# Records contained in a dataset:

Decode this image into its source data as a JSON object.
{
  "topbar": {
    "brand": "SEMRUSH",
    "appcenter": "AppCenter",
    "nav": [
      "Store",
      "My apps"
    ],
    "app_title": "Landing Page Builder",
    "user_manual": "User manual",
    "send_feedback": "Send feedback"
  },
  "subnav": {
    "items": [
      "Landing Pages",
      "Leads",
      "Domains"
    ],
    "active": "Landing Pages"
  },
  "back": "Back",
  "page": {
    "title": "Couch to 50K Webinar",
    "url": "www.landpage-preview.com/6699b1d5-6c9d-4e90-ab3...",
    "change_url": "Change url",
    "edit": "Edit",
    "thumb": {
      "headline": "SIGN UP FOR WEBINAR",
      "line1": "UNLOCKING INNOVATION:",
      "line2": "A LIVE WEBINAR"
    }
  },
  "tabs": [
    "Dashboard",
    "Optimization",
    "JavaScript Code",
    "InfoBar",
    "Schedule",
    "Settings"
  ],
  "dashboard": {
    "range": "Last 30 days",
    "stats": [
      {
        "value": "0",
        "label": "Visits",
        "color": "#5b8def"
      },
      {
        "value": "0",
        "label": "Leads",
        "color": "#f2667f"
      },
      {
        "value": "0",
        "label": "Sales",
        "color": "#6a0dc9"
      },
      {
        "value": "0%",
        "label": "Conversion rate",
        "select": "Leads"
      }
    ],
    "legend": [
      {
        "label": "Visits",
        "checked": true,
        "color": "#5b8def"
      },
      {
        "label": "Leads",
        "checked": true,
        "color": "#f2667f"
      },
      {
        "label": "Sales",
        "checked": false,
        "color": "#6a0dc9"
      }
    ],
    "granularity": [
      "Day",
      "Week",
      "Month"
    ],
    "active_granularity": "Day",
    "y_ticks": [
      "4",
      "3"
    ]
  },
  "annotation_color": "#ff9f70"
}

# Aim:
Count each line where the string "Pages" occurs, and write only the number.

# Answer:
2